[Annotated region listings]
——
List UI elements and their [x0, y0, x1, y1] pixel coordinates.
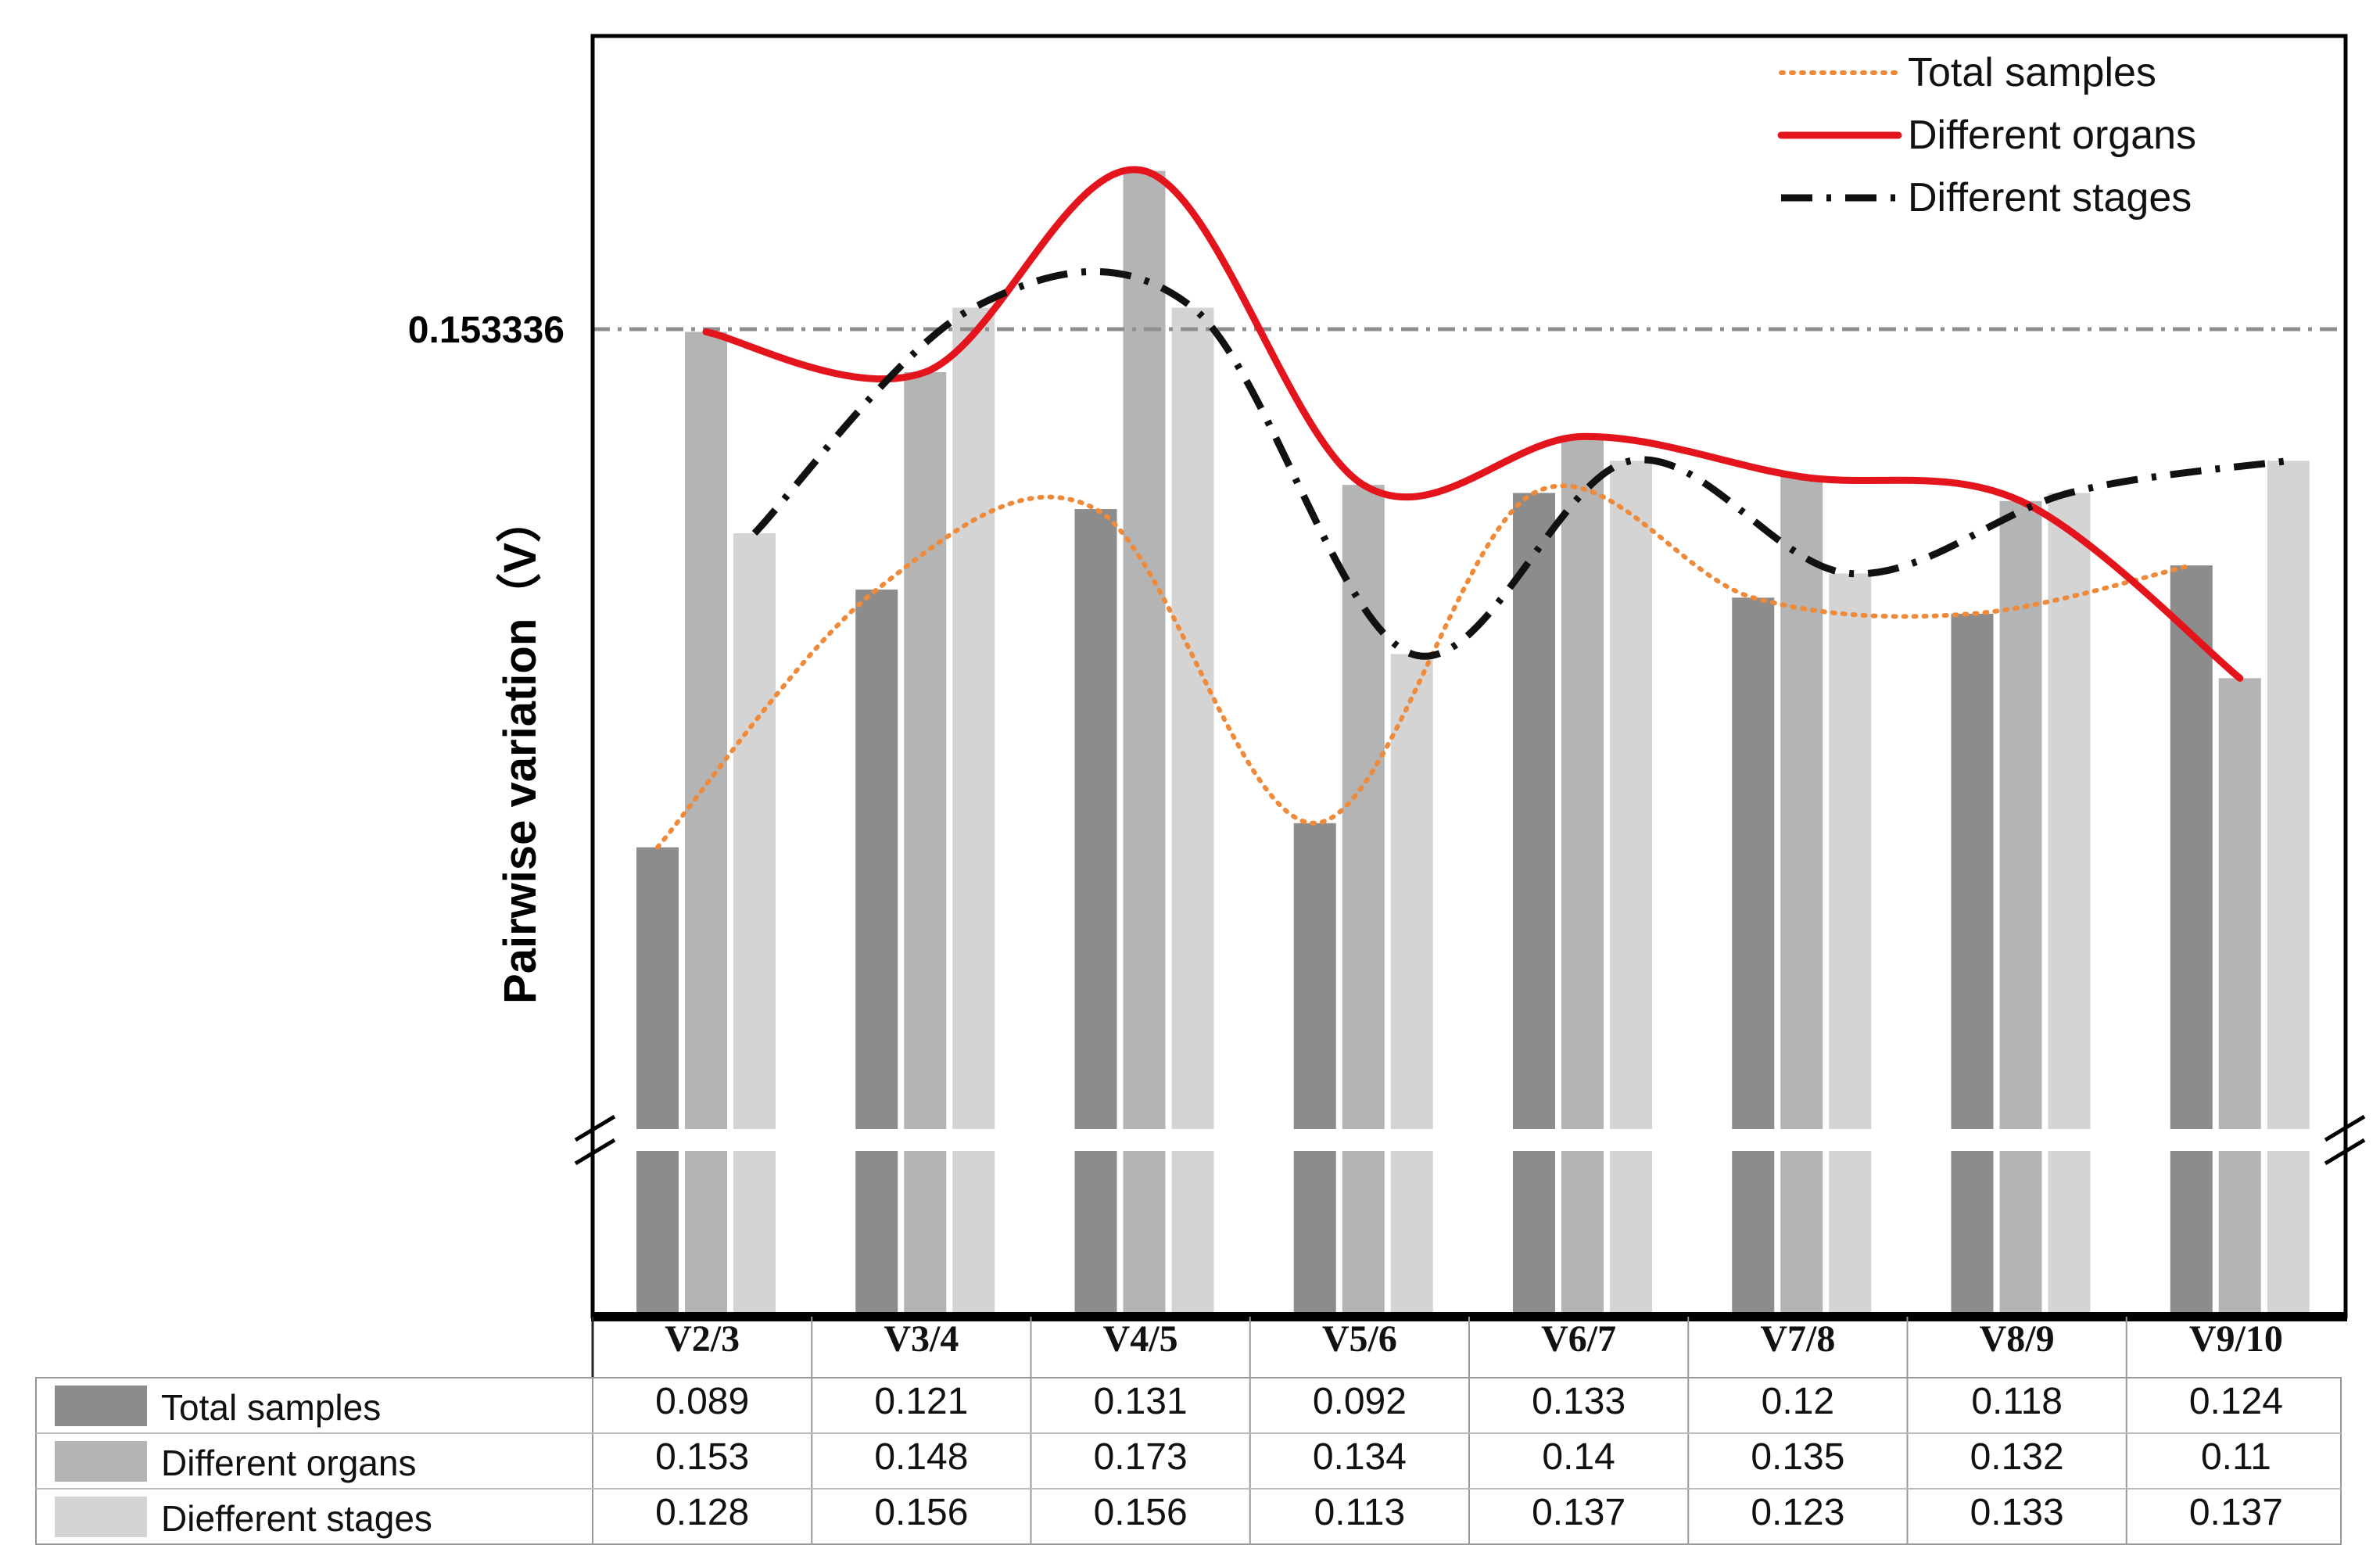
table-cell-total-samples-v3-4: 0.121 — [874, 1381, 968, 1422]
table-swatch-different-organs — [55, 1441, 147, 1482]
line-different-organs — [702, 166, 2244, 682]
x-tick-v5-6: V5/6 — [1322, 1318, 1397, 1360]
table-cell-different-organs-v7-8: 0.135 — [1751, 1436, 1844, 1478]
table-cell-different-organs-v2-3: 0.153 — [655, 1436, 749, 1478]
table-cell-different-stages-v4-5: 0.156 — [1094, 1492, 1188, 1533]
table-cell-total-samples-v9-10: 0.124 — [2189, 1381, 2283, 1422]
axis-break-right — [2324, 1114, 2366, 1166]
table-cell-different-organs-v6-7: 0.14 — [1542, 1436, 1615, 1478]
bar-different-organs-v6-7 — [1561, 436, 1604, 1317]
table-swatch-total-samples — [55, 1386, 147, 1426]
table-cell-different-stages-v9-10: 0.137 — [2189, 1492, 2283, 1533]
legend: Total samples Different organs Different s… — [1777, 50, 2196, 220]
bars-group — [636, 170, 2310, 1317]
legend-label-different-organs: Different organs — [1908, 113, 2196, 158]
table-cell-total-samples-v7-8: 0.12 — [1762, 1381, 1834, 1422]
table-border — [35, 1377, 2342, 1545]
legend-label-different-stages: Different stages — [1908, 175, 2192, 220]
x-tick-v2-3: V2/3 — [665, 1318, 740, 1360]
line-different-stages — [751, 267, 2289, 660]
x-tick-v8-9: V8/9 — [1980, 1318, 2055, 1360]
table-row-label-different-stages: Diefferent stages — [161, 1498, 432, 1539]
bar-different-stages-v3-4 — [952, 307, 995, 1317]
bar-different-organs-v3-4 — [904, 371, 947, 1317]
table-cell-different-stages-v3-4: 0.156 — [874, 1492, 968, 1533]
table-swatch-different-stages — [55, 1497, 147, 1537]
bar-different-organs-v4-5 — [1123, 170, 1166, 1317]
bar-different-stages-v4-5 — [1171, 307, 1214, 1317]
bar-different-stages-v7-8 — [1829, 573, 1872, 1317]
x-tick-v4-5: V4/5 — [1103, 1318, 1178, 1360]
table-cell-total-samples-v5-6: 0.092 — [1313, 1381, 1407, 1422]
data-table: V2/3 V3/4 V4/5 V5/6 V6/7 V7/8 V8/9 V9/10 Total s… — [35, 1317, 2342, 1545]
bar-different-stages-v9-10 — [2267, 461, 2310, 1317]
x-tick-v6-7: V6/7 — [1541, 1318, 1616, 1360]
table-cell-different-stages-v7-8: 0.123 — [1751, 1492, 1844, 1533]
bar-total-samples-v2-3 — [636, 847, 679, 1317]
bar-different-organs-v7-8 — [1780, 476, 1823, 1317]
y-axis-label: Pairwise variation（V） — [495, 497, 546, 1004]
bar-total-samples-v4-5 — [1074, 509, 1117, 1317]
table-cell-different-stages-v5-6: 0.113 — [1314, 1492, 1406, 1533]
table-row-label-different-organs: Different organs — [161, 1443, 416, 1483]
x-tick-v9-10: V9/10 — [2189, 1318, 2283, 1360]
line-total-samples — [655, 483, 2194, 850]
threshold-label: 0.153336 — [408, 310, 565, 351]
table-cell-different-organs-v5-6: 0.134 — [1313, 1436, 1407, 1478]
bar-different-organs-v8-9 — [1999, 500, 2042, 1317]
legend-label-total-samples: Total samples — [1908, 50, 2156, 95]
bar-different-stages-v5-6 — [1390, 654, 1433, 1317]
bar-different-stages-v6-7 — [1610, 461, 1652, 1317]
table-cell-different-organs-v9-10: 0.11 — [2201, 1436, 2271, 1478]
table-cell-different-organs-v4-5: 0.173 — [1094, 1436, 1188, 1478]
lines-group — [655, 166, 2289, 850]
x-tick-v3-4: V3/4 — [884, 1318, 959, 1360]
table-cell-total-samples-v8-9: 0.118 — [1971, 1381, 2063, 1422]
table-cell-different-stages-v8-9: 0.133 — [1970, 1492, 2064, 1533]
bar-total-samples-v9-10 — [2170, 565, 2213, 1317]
——
- [Stated problem]: Retype every line of the entries above character for character, leaving out the picture placeholders.

- [Result below]:
List UI elements and their [x0, y0, x1, y1] pixel coordinates.
table-cell-total-samples-v3-4: 0.121 — [874, 1381, 968, 1422]
table-swatch-different-organs — [55, 1441, 147, 1482]
line-different-organs — [702, 166, 2244, 682]
x-tick-v5-6: V5/6 — [1322, 1318, 1397, 1360]
table-cell-different-organs-v7-8: 0.135 — [1751, 1436, 1844, 1478]
table-cell-different-organs-v2-3: 0.153 — [655, 1436, 749, 1478]
table-cell-different-stages-v4-5: 0.156 — [1094, 1492, 1188, 1533]
table-cell-total-samples-v9-10: 0.124 — [2189, 1381, 2283, 1422]
axis-break-right — [2324, 1114, 2366, 1166]
table-cell-different-organs-v6-7: 0.14 — [1542, 1436, 1615, 1478]
bar-different-organs-v6-7 — [1561, 436, 1604, 1317]
table-swatch-total-samples — [55, 1386, 147, 1426]
table-cell-different-stages-v9-10: 0.137 — [2189, 1492, 2283, 1533]
legend: Total samples Different organs Different s… — [1777, 50, 2196, 220]
bars-group — [636, 170, 2310, 1317]
legend-label-different-organs: Different organs — [1908, 113, 2196, 158]
table-cell-total-samples-v7-8: 0.12 — [1762, 1381, 1834, 1422]
table-border — [35, 1377, 2342, 1545]
legend-label-different-stages: Different stages — [1908, 175, 2192, 220]
x-tick-v2-3: V2/3 — [665, 1318, 740, 1360]
line-different-stages — [751, 267, 2289, 660]
x-tick-v8-9: V8/9 — [1980, 1318, 2055, 1360]
table-row-label-different-stages: Diefferent stages — [161, 1498, 432, 1539]
bar-different-stages-v3-4 — [952, 307, 995, 1317]
bar-different-organs-v3-4 — [904, 371, 947, 1317]
table-cell-different-stages-v3-4: 0.156 — [874, 1492, 968, 1533]
table-swatch-different-stages — [55, 1497, 147, 1537]
bar-different-organs-v4-5 — [1123, 170, 1166, 1317]
bar-different-stages-v4-5 — [1171, 307, 1214, 1317]
bar-different-stages-v7-8 — [1829, 573, 1872, 1317]
x-tick-v4-5: V4/5 — [1103, 1318, 1178, 1360]
table-cell-total-samples-v5-6: 0.092 — [1313, 1381, 1407, 1422]
data-table: V2/3 V3/4 V4/5 V5/6 V6/7 V7/8 V8/9 V9/10 Total s… — [35, 1317, 2342, 1545]
bar-different-stages-v9-10 — [2267, 461, 2310, 1317]
x-tick-v6-7: V6/7 — [1541, 1318, 1616, 1360]
table-cell-different-stages-v7-8: 0.123 — [1751, 1492, 1844, 1533]
bar-total-samples-v2-3 — [636, 847, 679, 1317]
bar-different-organs-v7-8 — [1780, 476, 1823, 1317]
y-axis-label: Pairwise variation（V） — [495, 497, 546, 1004]
bar-total-samples-v4-5 — [1074, 509, 1117, 1317]
table-cell-different-stages-v5-6: 0.113 — [1314, 1492, 1406, 1533]
table-row-label-different-organs: Different organs — [161, 1443, 416, 1483]
x-tick-v9-10: V9/10 — [2189, 1318, 2283, 1360]
line-total-samples — [655, 483, 2194, 850]
threshold-label: 0.153336 — [408, 310, 565, 351]
table-cell-different-organs-v5-6: 0.134 — [1313, 1436, 1407, 1478]
bar-different-organs-v8-9 — [1999, 500, 2042, 1317]
legend-label-total-samples: Total samples — [1908, 50, 2156, 95]
bar-different-stages-v5-6 — [1390, 654, 1433, 1317]
bar-different-stages-v6-7 — [1610, 461, 1652, 1317]
table-cell-different-organs-v9-10: 0.11 — [2201, 1436, 2271, 1478]
table-cell-different-organs-v4-5: 0.173 — [1094, 1436, 1188, 1478]
lines-group — [655, 166, 2289, 850]
x-tick-v3-4: V3/4 — [884, 1318, 959, 1360]
table-cell-total-samples-v8-9: 0.118 — [1971, 1381, 2063, 1422]
table-cell-different-stages-v8-9: 0.133 — [1970, 1492, 2064, 1533]
bar-total-samples-v9-10 — [2170, 565, 2213, 1317]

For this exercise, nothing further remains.